TASK DESCRIPTION.
Would you pull out every line of the material that contains the string "type"?

(Items from a data source)
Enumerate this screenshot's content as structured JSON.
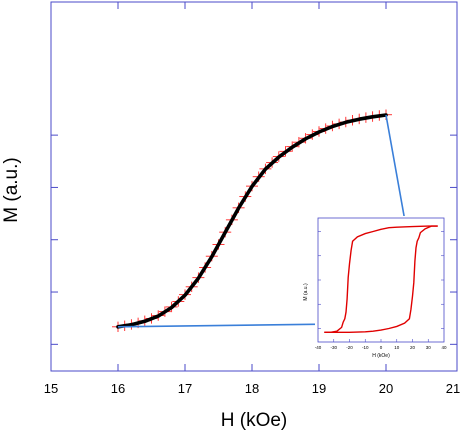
{
  "chart_data": [
    {
      "type": "scatter",
      "xlabel": "H (kOe)",
      "ylabel": "M (a.u.)",
      "xlim": [
        15,
        21
      ],
      "ylim": [
        0,
        1.06
      ],
      "x_ticks": [
        "15",
        "16",
        "17",
        "18",
        "19",
        "20",
        "21"
      ],
      "y_tick_values": [
        0.102,
        0.302,
        0.502,
        0.702,
        0.902
      ],
      "y_tick_labels_shown": false,
      "grid": false,
      "series": [
        {
          "style": "red points with vertical error bars",
          "x": [
            16.0,
            16.1,
            16.2,
            16.3,
            16.4,
            16.5,
            16.6,
            16.7,
            16.8,
            16.9,
            17.0,
            17.1,
            17.2,
            17.3,
            17.4,
            17.5,
            17.6,
            17.7,
            17.8,
            17.9,
            18.0,
            18.1,
            18.2,
            18.3,
            18.4,
            18.5,
            18.6,
            18.7,
            18.8,
            18.9,
            19.0,
            19.1,
            19.2,
            19.3,
            19.4,
            19.5,
            19.6,
            19.7,
            19.8,
            19.9,
            20.0
          ],
          "y": [
            0.169,
            0.173,
            0.178,
            0.184,
            0.192,
            0.201,
            0.212,
            0.227,
            0.245,
            0.266,
            0.292,
            0.322,
            0.357,
            0.396,
            0.439,
            0.484,
            0.531,
            0.578,
            0.624,
            0.667,
            0.707,
            0.743,
            0.773,
            0.797,
            0.82,
            0.84,
            0.858,
            0.875,
            0.89,
            0.904,
            0.916,
            0.927,
            0.937,
            0.945,
            0.952,
            0.959,
            0.964,
            0.969,
            0.973,
            0.977,
            0.98
          ],
          "y_error": 0.02
        },
        {
          "style": "black fitted curve",
          "x": [
            16.0,
            16.2,
            16.4,
            16.6,
            16.8,
            17.0,
            17.2,
            17.4,
            17.6,
            17.8,
            18.0,
            18.2,
            18.4,
            18.6,
            18.8,
            19.0,
            19.2,
            19.4,
            19.6,
            19.8,
            20.0
          ],
          "y": [
            0.169,
            0.177,
            0.19,
            0.21,
            0.243,
            0.29,
            0.355,
            0.437,
            0.53,
            0.623,
            0.706,
            0.772,
            0.818,
            0.856,
            0.888,
            0.914,
            0.935,
            0.951,
            0.963,
            0.972,
            0.979
          ]
        }
      ],
      "annotations": [
        {
          "style": "blue connector line",
          "from": [
            16.0,
            0.169
          ],
          "to_point_on": "inset lower branch"
        },
        {
          "style": "blue connector line",
          "from": [
            20.0,
            0.979
          ],
          "to_point_on": "inset upper branch"
        }
      ],
      "colors": {
        "data": "#ff0000",
        "fit": "#000000",
        "axes": "#4a4ac8",
        "connector": "#3a7fd9"
      }
    },
    {
      "type": "line",
      "position": "inset lower-right",
      "xlabel": "H (kOe)",
      "ylabel": "M (a.u.)",
      "xlim": [
        -40,
        40
      ],
      "x_ticks": [
        "-40",
        "-30",
        "-20",
        "-10",
        "0",
        "10",
        "20",
        "30",
        "40"
      ],
      "ylim": [
        -1.15,
        1.15
      ],
      "y_tick_labels_shown": false,
      "grid": false,
      "series": [
        {
          "style": "red hysteresis loop, descending branch",
          "x": [
            36,
            30,
            20,
            10,
            5,
            0,
            -5,
            -10,
            -15,
            -18,
            -19,
            -20,
            -20.8,
            -21.5,
            -22.2,
            -23,
            -24,
            -25,
            -28,
            -32,
            -36
          ],
          "y": [
            1.0,
            1.0,
            0.99,
            0.98,
            0.97,
            0.94,
            0.9,
            0.86,
            0.8,
            0.72,
            0.55,
            0.3,
            0.05,
            -0.35,
            -0.6,
            -0.72,
            -0.78,
            -0.88,
            -0.95,
            -0.97,
            -0.97
          ]
        },
        {
          "style": "red hysteresis loop, ascending branch",
          "x": [
            -36,
            -30,
            -20,
            -10,
            -5,
            0,
            5,
            10,
            15,
            18,
            19,
            20,
            20.8,
            21.5,
            22.2,
            23,
            24,
            25,
            28,
            32,
            36
          ],
          "y": [
            -0.97,
            -0.97,
            -0.97,
            -0.96,
            -0.95,
            -0.93,
            -0.9,
            -0.86,
            -0.8,
            -0.72,
            -0.55,
            -0.3,
            -0.05,
            0.35,
            0.6,
            0.72,
            0.78,
            0.88,
            0.95,
            1.0,
            1.0
          ]
        }
      ],
      "colors": {
        "loop": "#e00000",
        "axes": "#4a4ac8"
      }
    }
  ]
}
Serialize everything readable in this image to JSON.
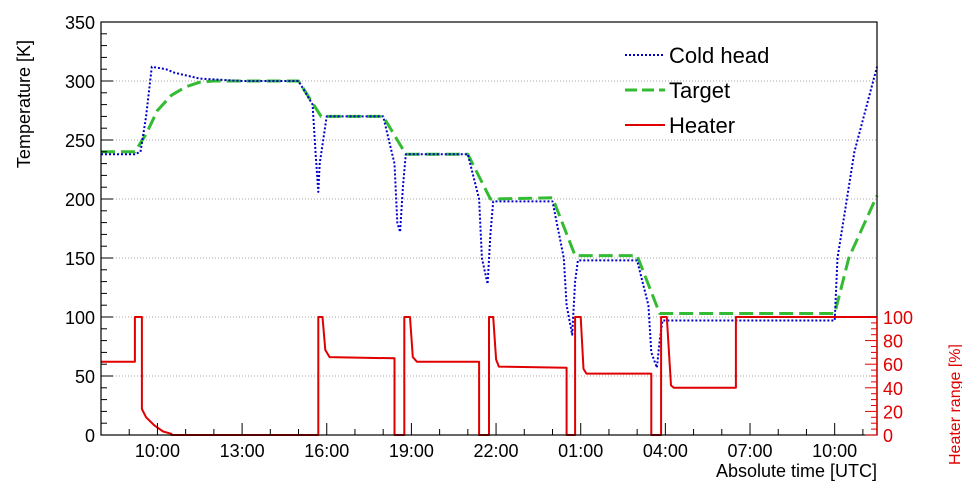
{
  "chart_data": {
    "type": "line",
    "title": "",
    "xlabel": "Absolute time [UTC]",
    "ylabel": "Temperature [K]",
    "y2label": "Heater range [%]",
    "x_unit": "hours elapsed from 08:00 UTC",
    "x_range": [
      0,
      27.5
    ],
    "ylim": [
      0,
      350
    ],
    "y2lim": [
      0,
      100
    ],
    "x_tick_labels": [
      "10:00",
      "13:00",
      "16:00",
      "19:00",
      "22:00",
      "01:00",
      "04:00",
      "07:00",
      "10:00"
    ],
    "x_ticks": [
      2,
      5,
      8,
      11,
      14,
      17,
      20,
      23,
      26
    ],
    "y_ticks": [
      0,
      50,
      100,
      150,
      200,
      250,
      300,
      350
    ],
    "y2_ticks": [
      0,
      20,
      40,
      60,
      80,
      100
    ],
    "grid": "horizontal-dotted",
    "legend_position": "top-right",
    "series": [
      {
        "name": "Cold head",
        "color": "#0000cc",
        "style": "dotted",
        "axis": "left",
        "x": [
          0,
          1.2,
          1.4,
          1.6,
          1.8,
          2.3,
          2.6,
          3.5,
          5.0,
          7.0,
          7.5,
          7.6,
          7.7,
          7.75,
          8.0,
          10.0,
          10.4,
          10.5,
          10.6,
          10.7,
          10.8,
          13.0,
          13.4,
          13.5,
          13.7,
          13.8,
          13.9,
          16.0,
          16.4,
          16.5,
          16.7,
          16.8,
          16.9,
          19.0,
          19.4,
          19.5,
          19.7,
          19.8,
          19.9,
          22.0,
          22.4,
          22.5,
          22.8,
          26.0,
          26.1,
          26.7,
          27.5
        ],
        "y": [
          238,
          238,
          240,
          270,
          312,
          310,
          307,
          302,
          300,
          300,
          280,
          240,
          206,
          230,
          270,
          270,
          230,
          180,
          172,
          210,
          238,
          238,
          200,
          150,
          128,
          170,
          198,
          198,
          150,
          110,
          85,
          130,
          148,
          148,
          110,
          70,
          57,
          80,
          97,
          97,
          97,
          97,
          97,
          97,
          150,
          240,
          312
        ]
      },
      {
        "name": "Target",
        "color": "#33bb33",
        "style": "dashed",
        "axis": "left",
        "x": [
          0,
          1.2,
          1.6,
          2.0,
          2.5,
          3.0,
          3.5,
          4.0,
          7.0,
          7.8,
          10.0,
          10.8,
          13.0,
          13.8,
          16.0,
          16.8,
          19.0,
          19.8,
          22.3,
          22.5,
          26.0,
          26.5,
          27.5
        ],
        "y": [
          240,
          240,
          255,
          275,
          288,
          295,
          299,
          300,
          300,
          270,
          270,
          238,
          238,
          200,
          201,
          152,
          152,
          103,
          103,
          103,
          103,
          150,
          203
        ]
      },
      {
        "name": "Heater",
        "color": "#e00000",
        "style": "solid",
        "axis": "right",
        "x": [
          0,
          1.2,
          1.2,
          1.45,
          1.45,
          1.6,
          1.9,
          2.2,
          2.5,
          2.5,
          7.7,
          7.7,
          7.85,
          7.95,
          8.1,
          10.4,
          10.4,
          10.75,
          10.75,
          10.95,
          11.05,
          11.2,
          13.4,
          13.4,
          13.75,
          13.75,
          13.9,
          14.0,
          14.1,
          16.5,
          16.5,
          16.8,
          16.8,
          17.0,
          17.1,
          17.2,
          19.5,
          19.5,
          19.85,
          19.85,
          20.05,
          20.2,
          20.3,
          22.5,
          22.5,
          27.5
        ],
        "y": [
          62,
          62,
          100,
          100,
          22,
          15,
          8,
          3,
          1,
          0,
          0,
          100,
          100,
          72,
          66,
          65,
          0,
          0,
          100,
          100,
          66,
          62,
          62,
          0,
          0,
          100,
          100,
          64,
          58,
          57,
          0,
          0,
          100,
          100,
          56,
          52,
          52,
          0,
          0,
          100,
          100,
          42,
          40,
          40,
          100,
          100
        ]
      }
    ]
  }
}
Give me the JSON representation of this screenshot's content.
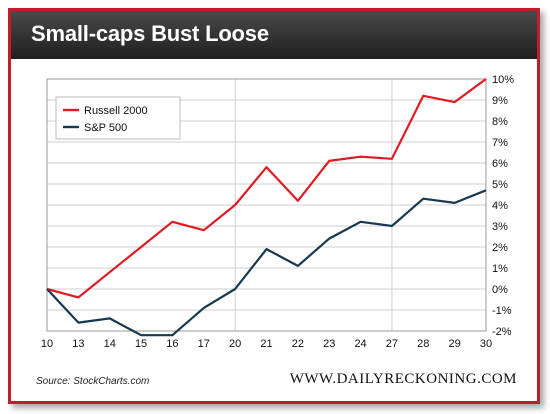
{
  "title": "Small-caps Bust Loose",
  "source": "Source: StockCharts.com",
  "brand": "WWW.DAILYRECKONING.COM",
  "colors": {
    "russell": "#e01b24",
    "sp": "#17394f",
    "frame": "#bf1e2e",
    "grid": "#cfcfcf"
  },
  "chart_data": {
    "type": "line",
    "categories": [
      "10",
      "13",
      "14",
      "15",
      "16",
      "17",
      "20",
      "21",
      "22",
      "23",
      "24",
      "27",
      "28",
      "29",
      "30"
    ],
    "ylim": [
      -2,
      10
    ],
    "yticks": [
      "10%",
      "9%",
      "8%",
      "7%",
      "6%",
      "5%",
      "4%",
      "3%",
      "2%",
      "1%",
      "0%",
      "-1%",
      "-2%"
    ],
    "grid": true,
    "legend": "top-left",
    "series": [
      {
        "name": "Russell 2000",
        "color": "#e01b24",
        "values": [
          0,
          -0.4,
          0.8,
          2.0,
          3.2,
          2.8,
          4.0,
          5.8,
          4.2,
          6.1,
          6.3,
          6.2,
          9.2,
          8.9,
          10.0
        ]
      },
      {
        "name": "S&P 500",
        "color": "#17394f",
        "values": [
          0,
          -1.6,
          -1.4,
          -2.2,
          -2.2,
          -0.9,
          0,
          1.9,
          1.1,
          2.4,
          3.2,
          3.0,
          4.3,
          4.1,
          4.7
        ]
      }
    ]
  }
}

RESPONSE TO THE TASK.
      "type": "scatter",
      "type": "line",
    "type": "line",
    "type": "line",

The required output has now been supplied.